── GIVEN INFORMATION

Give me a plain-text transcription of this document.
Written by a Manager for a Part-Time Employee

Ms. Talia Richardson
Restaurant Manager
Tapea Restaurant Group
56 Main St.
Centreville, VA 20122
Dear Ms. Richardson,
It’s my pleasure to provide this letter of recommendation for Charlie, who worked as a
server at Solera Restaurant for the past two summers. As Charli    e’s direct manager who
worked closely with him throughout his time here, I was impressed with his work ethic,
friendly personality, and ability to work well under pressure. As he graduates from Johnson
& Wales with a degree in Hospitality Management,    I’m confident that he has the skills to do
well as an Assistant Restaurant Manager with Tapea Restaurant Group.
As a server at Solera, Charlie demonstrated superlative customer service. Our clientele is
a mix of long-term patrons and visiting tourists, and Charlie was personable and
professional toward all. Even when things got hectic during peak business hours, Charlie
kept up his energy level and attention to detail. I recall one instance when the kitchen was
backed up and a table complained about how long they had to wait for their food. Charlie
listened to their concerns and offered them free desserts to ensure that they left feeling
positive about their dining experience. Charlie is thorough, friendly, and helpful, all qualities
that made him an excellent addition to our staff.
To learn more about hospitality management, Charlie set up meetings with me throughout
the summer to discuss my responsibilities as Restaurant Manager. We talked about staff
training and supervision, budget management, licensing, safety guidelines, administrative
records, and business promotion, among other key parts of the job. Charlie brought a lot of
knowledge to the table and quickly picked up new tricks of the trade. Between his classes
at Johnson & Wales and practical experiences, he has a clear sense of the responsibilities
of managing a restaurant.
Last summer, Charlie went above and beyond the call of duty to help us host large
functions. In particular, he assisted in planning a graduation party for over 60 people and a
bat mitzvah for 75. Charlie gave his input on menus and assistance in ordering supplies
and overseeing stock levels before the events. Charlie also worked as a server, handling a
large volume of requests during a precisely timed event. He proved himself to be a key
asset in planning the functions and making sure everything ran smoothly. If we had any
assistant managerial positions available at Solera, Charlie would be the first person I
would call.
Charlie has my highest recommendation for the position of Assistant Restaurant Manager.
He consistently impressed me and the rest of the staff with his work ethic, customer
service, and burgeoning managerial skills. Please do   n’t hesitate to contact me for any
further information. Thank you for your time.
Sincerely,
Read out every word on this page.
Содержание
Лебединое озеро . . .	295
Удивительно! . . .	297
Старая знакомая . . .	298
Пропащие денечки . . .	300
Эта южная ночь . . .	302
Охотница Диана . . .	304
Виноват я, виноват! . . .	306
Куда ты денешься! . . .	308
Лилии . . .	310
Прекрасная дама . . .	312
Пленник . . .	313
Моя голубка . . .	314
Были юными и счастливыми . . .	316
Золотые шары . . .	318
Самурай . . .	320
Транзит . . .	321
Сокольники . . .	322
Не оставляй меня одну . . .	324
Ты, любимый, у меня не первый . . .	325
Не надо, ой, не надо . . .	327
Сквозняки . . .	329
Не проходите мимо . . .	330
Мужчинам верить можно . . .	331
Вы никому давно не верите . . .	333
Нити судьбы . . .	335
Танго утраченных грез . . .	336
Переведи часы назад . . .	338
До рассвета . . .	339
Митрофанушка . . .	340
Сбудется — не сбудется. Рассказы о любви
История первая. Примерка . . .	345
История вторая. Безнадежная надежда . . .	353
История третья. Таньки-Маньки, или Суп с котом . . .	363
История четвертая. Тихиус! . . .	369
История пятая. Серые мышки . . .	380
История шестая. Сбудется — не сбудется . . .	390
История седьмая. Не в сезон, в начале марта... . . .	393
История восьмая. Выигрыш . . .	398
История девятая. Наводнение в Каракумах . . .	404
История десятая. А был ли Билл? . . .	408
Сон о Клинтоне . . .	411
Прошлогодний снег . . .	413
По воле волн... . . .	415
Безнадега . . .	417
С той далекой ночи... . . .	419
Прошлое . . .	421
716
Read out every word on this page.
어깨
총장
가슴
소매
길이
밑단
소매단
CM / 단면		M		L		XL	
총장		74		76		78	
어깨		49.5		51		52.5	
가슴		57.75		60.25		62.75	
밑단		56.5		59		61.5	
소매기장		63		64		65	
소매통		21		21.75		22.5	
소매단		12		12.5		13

────

_JOB_
Your task is to reproduce all of the records exactly.

_THE OUTPUT_
Give me a plain-text transcription of this document.
Written by a Manager for a Part-Time Employee

Ms. Talia Richardson
Restaurant Manager
Tapea Restaurant Group
56 Main St.
Centreville, VA 20122
Dear Ms. Richardson,
It’s my pleasure to provide this letter of recommendation for Charlie, who worked as a
server at Solera Restaurant for the past two summers. As Charli    e’s direct manager who
worked closely with him throughout his time here, I was impressed with his work ethic,
friendly personality, and ability to work well under pressure. As he graduates from Johnson
& Wales with a degree in Hospitality Management,    I’m confident that he has the skills to do
well as an Assistant Restaurant Manager with Tapea Restaurant Group.
As a server at Solera, Charlie demonstrated superlative customer service. Our clientele is
a mix of long-term patrons and visiting tourists, and Charlie was personable and
professional toward all. Even when things got hectic during peak business hours, Charlie
kept up his energy level and attention to detail. I recall one instance when the kitchen was
backed up and a table complained about how long they had to wait for their food. Charlie
listened to their concerns and offered them free desserts to ensure that they left feeling
positive about their dining experience. Charlie is thorough, friendly, and helpful, all qualities
that made him an excellent addition to our staff.
To learn more about hospitality management, Charlie set up meetings with me throughout
the summer to discuss my responsibilities as Restaurant Manager. We talked about staff
training and supervision, budget management, licensing, safety guidelines, administrative
records, and business promotion, among other key parts of the job. Charlie brought a lot of
knowledge to the table and quickly picked up new tricks of the trade. Between his classes
at Johnson & Wales and practical experiences, he has a clear sense of the responsibilities
of managing a restaurant.
Last summer, Charlie went above and beyond the call of duty to help us host large
functions. In particular, he assisted in planning a graduation party for over 60 people and a
bat mitzvah for 75. Charlie gave his input on menus and assistance in ordering supplies
and overseeing stock levels before the events. Charlie also worked as a server, handling a
large volume of requests during a precisely timed event. He proved himself to be a key
asset in planning the functions and making sure everything ran smoothly. If we had any
assistant managerial positions available at Solera, Charlie would be the first person I
would call.
Charlie has my highest recommendation for the position of Assistant Restaurant Manager.
He consistently impressed me and the rest of the staff with his work ethic, customer
service, and burgeoning managerial skills. Please do   n’t hesitate to contact me for any
further information. Thank you for your time.
Sincerely,
Read out every word on this page.
Содержание
Лебединое озеро . . .	295
Удивительно! . . .	297
Старая знакомая . . .	298
Пропащие денечки . . .	300
Эта южная ночь . . .	302
Охотница Диана . . .	304
Виноват я, виноват! . . .	306
Куда ты денешься! . . .	308
Лилии . . .	310
Прекрасная дама . . .	312
Пленник . . .	313
Моя голубка . . .	314
Были юными и счастливыми . . .	316
Золотые шары . . .	318
Самурай . . .	320
Транзит . . .	321
Сокольники . . .	322
Не оставляй меня одну . . .	324
Ты, любимый, у меня не первый . . .	325
Не надо, ой, не надо . . .	327
Сквозняки . . .	329
Не проходите мимо . . .	330
Мужчинам верить можно . . .	331
Вы никому давно не верите . . .	333
Нити судьбы . . .	335
Танго утраченных грез . . .	336
Переведи часы назад . . .	338
До рассвета . . .	339
Митрофанушка . . .	340
Сбудется — не сбудется. Рассказы о любви
История первая. Примерка . . .	345
История вторая. Безнадежная надежда . . .	353
История третья. Таньки-Маньки, или Суп с котом . . .	363
История четвертая. Тихиус! . . .	369
История пятая. Серые мышки . . .	380
История шестая. Сбудется — не сбудется . . .	390
История седьмая. Не в сезон, в начале марта... . . .	393
История восьмая. Выигрыш . . .	398
История девятая. Наводнение в Каракумах . . .	404
История десятая. А был ли Билл? . . .	408
Сон о Клинтоне . . .	411
Прошлогодний снег . . .	413
По воле волн... . . .	415
Безнадега . . .	417
С той далекой ночи... . . .	419
Прошлое . . .	421
716
Read out every word on this page.
어깨
총장
가슴
소매
길이
밑단
소매단
CM / 단면		M		L		XL	
총장		74		76		78	
어깨		49.5		51		52.5	
가슴		57.75		60.25		62.75	
밑단		56.5		59		61.5	
소매기장		63		64		65	
소매통		21		21.75		22.5	
소매단		12		12.5		13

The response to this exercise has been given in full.